Goal: Identify each line below containing the string "name" and copy it.

═══

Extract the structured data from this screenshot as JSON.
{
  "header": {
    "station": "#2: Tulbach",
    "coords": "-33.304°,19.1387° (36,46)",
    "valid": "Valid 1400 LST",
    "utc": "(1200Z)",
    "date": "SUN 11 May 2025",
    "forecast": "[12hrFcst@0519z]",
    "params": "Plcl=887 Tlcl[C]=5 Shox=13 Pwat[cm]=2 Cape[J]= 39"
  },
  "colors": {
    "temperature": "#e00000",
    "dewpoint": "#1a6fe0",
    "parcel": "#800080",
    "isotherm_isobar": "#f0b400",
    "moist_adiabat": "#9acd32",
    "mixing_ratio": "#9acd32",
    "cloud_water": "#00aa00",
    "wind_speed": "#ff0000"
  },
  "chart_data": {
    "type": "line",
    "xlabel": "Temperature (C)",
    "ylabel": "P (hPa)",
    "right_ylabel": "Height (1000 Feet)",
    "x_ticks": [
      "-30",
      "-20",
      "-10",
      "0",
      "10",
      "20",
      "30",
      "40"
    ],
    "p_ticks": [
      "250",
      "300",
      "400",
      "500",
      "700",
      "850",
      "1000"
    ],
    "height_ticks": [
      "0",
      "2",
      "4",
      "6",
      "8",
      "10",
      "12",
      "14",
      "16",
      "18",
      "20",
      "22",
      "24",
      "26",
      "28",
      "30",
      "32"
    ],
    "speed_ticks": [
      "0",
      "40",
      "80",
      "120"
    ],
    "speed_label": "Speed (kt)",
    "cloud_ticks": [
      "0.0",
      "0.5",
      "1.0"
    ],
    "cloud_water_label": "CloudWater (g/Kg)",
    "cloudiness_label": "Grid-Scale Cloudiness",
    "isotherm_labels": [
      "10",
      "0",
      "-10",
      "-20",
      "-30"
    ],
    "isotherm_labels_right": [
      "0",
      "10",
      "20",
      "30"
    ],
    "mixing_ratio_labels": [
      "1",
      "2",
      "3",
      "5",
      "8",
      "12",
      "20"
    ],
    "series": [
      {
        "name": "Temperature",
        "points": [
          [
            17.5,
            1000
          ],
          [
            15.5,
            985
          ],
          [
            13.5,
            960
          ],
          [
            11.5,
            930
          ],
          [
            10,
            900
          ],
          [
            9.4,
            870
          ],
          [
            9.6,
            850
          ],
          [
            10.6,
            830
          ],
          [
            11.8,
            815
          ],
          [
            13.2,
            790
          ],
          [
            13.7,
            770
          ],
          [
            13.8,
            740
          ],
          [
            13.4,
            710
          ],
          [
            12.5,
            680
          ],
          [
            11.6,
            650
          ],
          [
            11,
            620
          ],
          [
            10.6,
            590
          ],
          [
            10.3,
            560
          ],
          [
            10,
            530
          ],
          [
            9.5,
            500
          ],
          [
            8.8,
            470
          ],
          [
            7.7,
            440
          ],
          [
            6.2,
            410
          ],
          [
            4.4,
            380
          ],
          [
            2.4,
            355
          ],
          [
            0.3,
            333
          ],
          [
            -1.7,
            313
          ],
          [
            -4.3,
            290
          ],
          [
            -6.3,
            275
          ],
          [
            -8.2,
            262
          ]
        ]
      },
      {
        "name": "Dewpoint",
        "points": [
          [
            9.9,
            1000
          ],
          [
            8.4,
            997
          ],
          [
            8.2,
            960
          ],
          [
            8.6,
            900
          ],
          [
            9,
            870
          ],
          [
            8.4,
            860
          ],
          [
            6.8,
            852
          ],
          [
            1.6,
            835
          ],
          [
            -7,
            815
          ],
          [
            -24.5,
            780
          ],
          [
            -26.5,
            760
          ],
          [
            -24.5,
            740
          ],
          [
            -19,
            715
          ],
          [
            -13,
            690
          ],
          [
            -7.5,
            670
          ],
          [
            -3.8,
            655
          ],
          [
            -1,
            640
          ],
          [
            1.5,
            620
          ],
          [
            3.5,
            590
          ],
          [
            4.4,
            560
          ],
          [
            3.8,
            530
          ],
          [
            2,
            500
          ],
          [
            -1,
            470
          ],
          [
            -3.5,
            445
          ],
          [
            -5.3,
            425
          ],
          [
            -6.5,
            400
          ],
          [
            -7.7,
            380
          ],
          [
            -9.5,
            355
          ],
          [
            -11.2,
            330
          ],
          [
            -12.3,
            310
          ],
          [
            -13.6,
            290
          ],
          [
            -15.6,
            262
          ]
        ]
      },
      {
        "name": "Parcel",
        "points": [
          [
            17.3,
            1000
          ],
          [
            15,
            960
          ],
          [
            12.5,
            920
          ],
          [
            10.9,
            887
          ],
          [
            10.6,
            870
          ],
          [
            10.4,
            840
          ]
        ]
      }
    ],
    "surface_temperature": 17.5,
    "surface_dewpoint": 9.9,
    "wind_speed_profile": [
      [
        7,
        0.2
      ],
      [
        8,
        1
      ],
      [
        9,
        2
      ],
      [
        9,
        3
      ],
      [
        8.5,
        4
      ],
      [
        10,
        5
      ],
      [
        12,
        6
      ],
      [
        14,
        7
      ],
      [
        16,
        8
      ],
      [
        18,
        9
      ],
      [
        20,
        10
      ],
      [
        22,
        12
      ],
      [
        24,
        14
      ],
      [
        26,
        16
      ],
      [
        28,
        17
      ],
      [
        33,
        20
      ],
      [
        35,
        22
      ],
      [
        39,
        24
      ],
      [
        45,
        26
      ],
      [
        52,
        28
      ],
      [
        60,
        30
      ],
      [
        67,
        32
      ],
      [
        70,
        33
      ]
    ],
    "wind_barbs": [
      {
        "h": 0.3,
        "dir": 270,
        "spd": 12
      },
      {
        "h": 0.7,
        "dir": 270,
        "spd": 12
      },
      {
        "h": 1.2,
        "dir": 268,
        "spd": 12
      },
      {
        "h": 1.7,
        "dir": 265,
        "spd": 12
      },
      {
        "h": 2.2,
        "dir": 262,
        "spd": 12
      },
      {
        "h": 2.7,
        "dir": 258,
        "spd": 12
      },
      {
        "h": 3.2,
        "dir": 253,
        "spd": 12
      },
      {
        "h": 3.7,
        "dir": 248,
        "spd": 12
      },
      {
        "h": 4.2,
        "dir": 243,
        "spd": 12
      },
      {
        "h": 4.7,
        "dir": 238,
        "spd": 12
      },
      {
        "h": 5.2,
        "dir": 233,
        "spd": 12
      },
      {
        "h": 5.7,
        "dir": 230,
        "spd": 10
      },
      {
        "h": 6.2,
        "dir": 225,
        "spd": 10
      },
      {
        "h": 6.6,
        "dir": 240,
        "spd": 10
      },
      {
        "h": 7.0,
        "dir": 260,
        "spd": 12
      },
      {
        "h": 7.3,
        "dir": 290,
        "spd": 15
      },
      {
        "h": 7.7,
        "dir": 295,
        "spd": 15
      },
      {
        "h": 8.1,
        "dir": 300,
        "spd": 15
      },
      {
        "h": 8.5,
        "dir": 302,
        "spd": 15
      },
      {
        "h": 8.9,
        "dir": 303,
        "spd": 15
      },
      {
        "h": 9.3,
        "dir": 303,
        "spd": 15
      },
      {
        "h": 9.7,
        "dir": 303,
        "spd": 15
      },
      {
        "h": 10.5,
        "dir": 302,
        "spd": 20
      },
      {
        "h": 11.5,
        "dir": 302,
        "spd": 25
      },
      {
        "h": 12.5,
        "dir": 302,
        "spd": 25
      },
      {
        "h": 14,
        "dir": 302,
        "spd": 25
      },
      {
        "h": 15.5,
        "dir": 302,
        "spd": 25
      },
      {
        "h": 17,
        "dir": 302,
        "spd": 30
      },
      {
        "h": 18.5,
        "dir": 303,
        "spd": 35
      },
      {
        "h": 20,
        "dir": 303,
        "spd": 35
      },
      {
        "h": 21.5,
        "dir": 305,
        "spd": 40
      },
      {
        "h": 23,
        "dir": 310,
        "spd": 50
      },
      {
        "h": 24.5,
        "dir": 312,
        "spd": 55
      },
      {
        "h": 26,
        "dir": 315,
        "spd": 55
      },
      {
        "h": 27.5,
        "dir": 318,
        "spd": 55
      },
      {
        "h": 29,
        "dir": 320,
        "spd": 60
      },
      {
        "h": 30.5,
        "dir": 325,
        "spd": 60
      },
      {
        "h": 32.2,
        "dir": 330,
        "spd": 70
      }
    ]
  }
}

═══

Answer to the exercise:
        "name": "Temperature",
        "name": "Dewpoint",
        "name": "Parcel",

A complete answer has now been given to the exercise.